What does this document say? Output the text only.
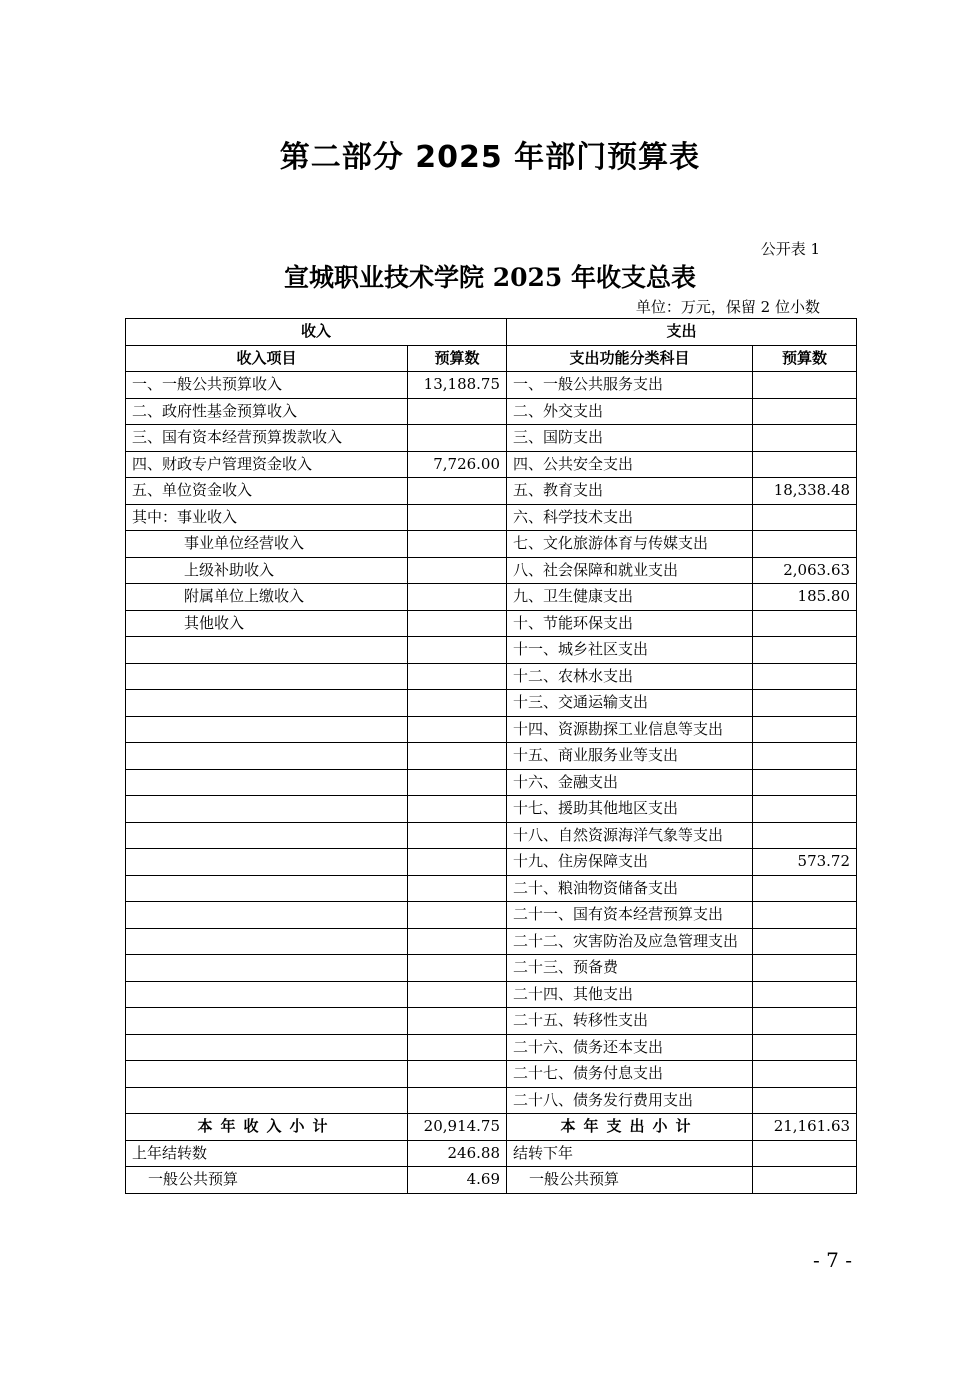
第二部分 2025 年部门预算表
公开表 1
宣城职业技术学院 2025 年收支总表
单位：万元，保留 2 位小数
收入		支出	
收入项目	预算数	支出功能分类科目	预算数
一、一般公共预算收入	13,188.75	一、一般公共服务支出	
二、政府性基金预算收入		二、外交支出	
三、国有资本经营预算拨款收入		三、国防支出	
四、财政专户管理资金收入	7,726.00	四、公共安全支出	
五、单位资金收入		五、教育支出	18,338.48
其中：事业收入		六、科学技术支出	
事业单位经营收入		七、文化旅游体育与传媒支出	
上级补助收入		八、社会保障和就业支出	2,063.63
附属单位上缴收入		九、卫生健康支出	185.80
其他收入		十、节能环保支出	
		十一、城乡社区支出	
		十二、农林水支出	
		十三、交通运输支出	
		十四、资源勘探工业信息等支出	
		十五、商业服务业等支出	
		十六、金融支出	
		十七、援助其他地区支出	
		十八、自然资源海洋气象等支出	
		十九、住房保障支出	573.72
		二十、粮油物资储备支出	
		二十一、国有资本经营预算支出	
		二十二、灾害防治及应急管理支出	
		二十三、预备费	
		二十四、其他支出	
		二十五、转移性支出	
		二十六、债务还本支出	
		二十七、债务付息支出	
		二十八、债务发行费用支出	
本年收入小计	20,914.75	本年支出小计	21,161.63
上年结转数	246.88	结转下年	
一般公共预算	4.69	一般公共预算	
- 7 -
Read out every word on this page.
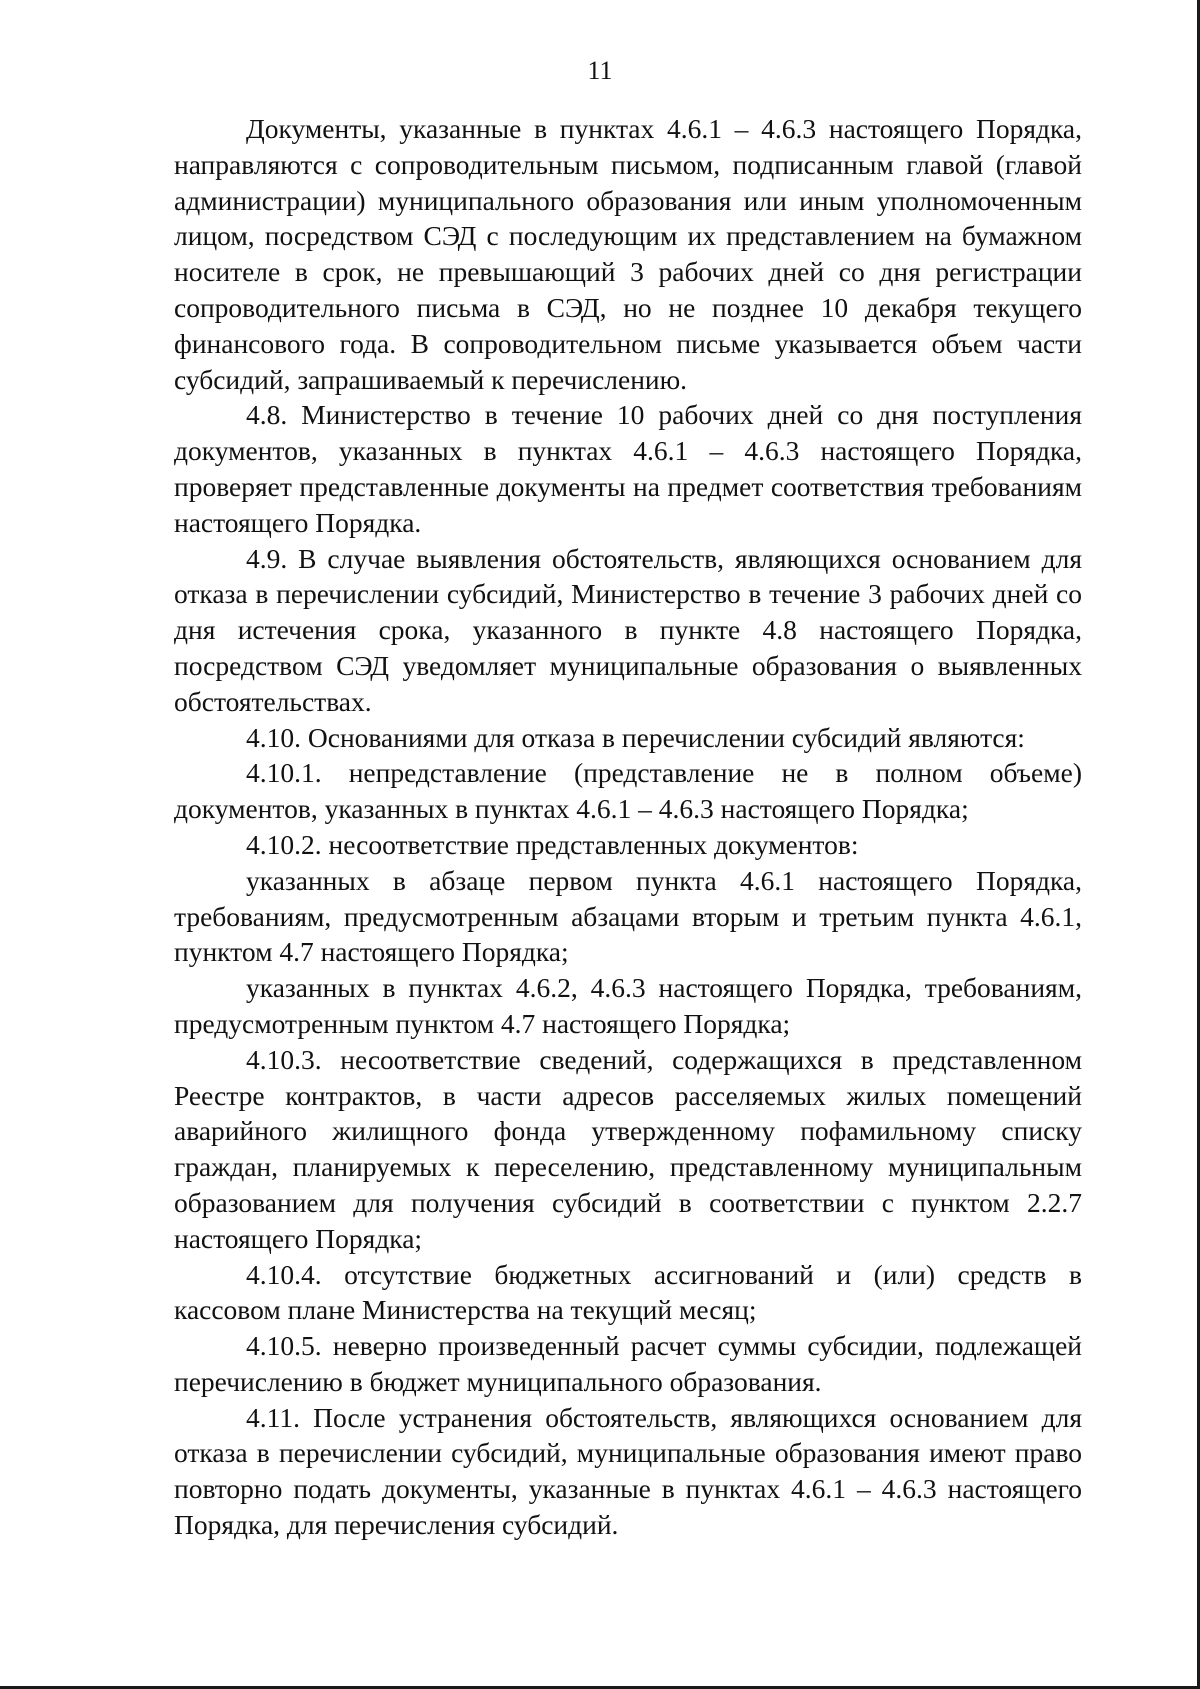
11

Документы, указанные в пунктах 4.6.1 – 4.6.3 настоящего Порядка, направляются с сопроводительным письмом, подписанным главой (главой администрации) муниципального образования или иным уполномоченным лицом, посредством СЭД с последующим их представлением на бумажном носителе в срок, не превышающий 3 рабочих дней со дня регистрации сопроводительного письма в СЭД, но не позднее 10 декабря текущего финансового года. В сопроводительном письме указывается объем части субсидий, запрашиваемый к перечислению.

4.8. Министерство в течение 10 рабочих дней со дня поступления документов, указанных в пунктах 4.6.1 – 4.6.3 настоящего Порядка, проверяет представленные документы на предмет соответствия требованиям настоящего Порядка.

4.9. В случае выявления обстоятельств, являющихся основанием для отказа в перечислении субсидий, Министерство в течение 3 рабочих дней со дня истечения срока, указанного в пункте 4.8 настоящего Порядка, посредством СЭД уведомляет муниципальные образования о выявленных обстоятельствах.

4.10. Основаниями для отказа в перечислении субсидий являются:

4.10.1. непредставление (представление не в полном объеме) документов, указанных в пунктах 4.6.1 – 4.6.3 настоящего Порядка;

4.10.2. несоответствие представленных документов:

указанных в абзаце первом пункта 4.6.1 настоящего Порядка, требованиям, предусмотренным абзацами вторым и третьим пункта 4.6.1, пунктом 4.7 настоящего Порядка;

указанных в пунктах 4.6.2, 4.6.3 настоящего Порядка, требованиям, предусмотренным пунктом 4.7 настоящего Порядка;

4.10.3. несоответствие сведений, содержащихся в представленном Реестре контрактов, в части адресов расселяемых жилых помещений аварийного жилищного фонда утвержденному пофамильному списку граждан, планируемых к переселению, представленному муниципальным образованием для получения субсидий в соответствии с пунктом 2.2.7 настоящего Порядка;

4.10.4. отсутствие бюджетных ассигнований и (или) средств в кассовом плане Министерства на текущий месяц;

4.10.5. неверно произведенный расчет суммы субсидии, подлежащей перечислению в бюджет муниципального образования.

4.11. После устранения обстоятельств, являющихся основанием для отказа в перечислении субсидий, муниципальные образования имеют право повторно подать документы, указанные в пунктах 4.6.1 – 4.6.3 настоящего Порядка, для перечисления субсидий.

--

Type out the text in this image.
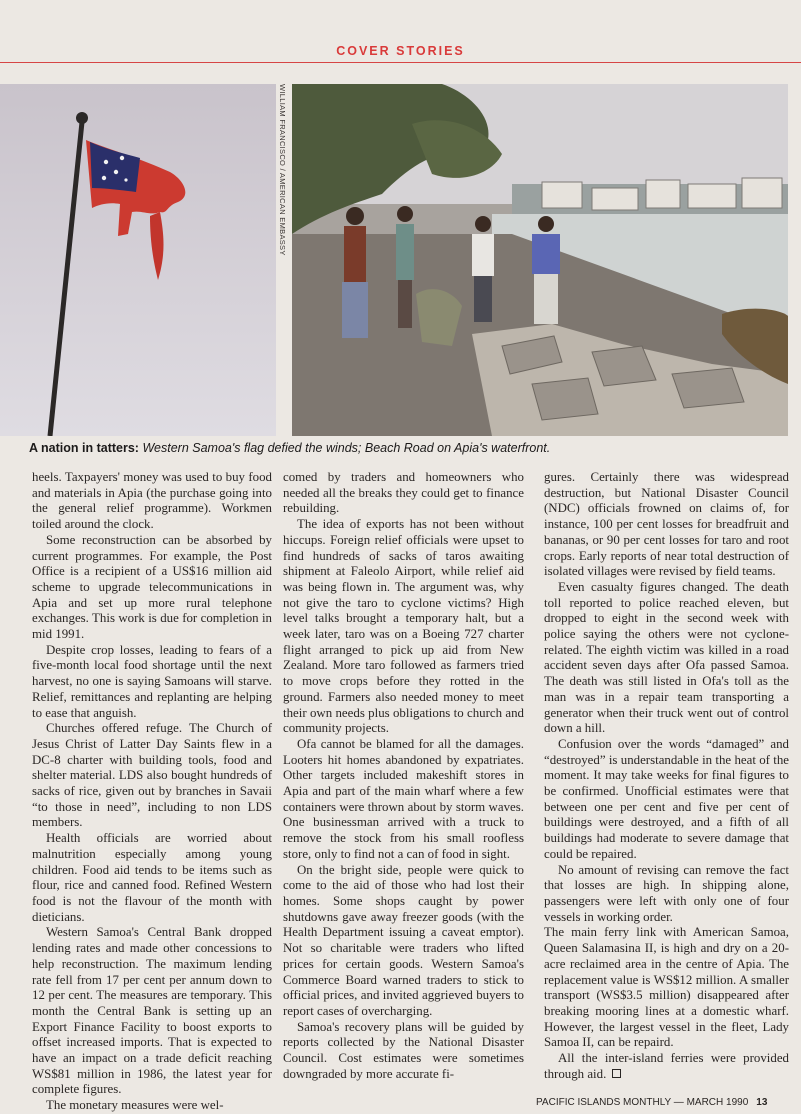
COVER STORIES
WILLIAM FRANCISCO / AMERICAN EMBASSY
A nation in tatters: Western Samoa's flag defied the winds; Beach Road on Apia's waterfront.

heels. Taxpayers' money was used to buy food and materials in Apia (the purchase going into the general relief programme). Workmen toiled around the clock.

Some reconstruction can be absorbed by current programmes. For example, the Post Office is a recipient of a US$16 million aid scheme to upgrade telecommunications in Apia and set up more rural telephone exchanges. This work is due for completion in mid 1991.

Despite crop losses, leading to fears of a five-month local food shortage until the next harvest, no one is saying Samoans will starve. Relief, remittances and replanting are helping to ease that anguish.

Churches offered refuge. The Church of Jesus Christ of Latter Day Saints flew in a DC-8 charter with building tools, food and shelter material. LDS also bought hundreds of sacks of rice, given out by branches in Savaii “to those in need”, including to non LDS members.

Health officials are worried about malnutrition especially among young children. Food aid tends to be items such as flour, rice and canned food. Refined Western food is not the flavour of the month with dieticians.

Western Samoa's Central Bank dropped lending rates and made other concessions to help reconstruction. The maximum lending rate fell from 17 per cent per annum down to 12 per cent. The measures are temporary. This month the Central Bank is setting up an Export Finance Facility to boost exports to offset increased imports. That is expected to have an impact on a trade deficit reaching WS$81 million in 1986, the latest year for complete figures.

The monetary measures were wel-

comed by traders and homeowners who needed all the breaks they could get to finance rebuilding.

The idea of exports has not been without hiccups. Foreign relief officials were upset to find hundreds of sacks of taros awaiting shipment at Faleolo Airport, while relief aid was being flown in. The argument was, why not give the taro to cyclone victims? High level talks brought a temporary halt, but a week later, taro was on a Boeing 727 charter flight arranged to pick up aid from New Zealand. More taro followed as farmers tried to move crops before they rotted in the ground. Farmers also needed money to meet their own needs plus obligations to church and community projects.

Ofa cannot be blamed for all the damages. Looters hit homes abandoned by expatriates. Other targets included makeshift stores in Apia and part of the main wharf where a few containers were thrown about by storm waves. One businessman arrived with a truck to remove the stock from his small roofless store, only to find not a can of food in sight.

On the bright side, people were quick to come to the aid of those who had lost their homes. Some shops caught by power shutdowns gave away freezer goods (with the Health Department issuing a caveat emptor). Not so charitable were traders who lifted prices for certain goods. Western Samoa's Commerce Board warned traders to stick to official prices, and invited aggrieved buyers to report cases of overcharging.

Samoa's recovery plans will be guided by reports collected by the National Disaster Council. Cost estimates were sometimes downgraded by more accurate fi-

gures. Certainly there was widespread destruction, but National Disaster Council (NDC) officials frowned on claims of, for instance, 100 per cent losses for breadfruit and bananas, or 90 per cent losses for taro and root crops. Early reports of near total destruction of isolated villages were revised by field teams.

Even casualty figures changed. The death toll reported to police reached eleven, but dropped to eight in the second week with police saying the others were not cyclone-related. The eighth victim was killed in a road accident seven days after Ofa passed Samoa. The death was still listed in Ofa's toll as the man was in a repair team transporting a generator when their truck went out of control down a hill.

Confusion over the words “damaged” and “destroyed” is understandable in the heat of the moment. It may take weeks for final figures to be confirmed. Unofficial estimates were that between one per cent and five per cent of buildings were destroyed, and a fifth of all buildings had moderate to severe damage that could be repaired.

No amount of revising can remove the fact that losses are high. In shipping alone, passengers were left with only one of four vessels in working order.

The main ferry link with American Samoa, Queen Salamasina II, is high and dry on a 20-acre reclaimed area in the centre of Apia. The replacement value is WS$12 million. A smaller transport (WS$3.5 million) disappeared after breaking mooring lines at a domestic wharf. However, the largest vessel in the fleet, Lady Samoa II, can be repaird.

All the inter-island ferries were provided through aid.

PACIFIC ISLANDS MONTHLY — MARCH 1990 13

* _THE TASK_:
Using the material above, report each line where "образования" occurs.

* _WRITTEN REPLY_:
Документы, указанные в пунктах 4.6.1 – 4.6.3 настоящего Порядка, направляются с сопроводительным письмом, подписанным главой (главой администрации) муниципального образования или иным уполномоченным лицом, посредством СЭД с последующим их представлением на бумажном носителе в срок, не превышающий 3 рабочих дней со дня регистрации сопроводительного письма в СЭД, но не позднее 10 декабря текущего финансового года. В сопроводительном письме указывается объем части субсидий, запрашиваемый к перечислению.
4.9. В случае выявления обстоятельств, являющихся основанием для отказа в перечислении субсидий, Министерство в течение 3 рабочих дней со дня истечения срока, указанного в пункте 4.8 настоящего Порядка, посредством СЭД уведомляет муниципальные образования о выявленных обстоятельствах.
4.10.5. неверно произведенный расчет суммы субсидии, подлежащей перечислению в бюджет муниципального образования.
4.11. После устранения обстоятельств, являющихся основанием для отказа в перечислении субсидий, муниципальные образования имеют право повторно подать документы, указанные в пунктах 4.6.1 – 4.6.3 настоящего Порядка, для перечисления субсидий.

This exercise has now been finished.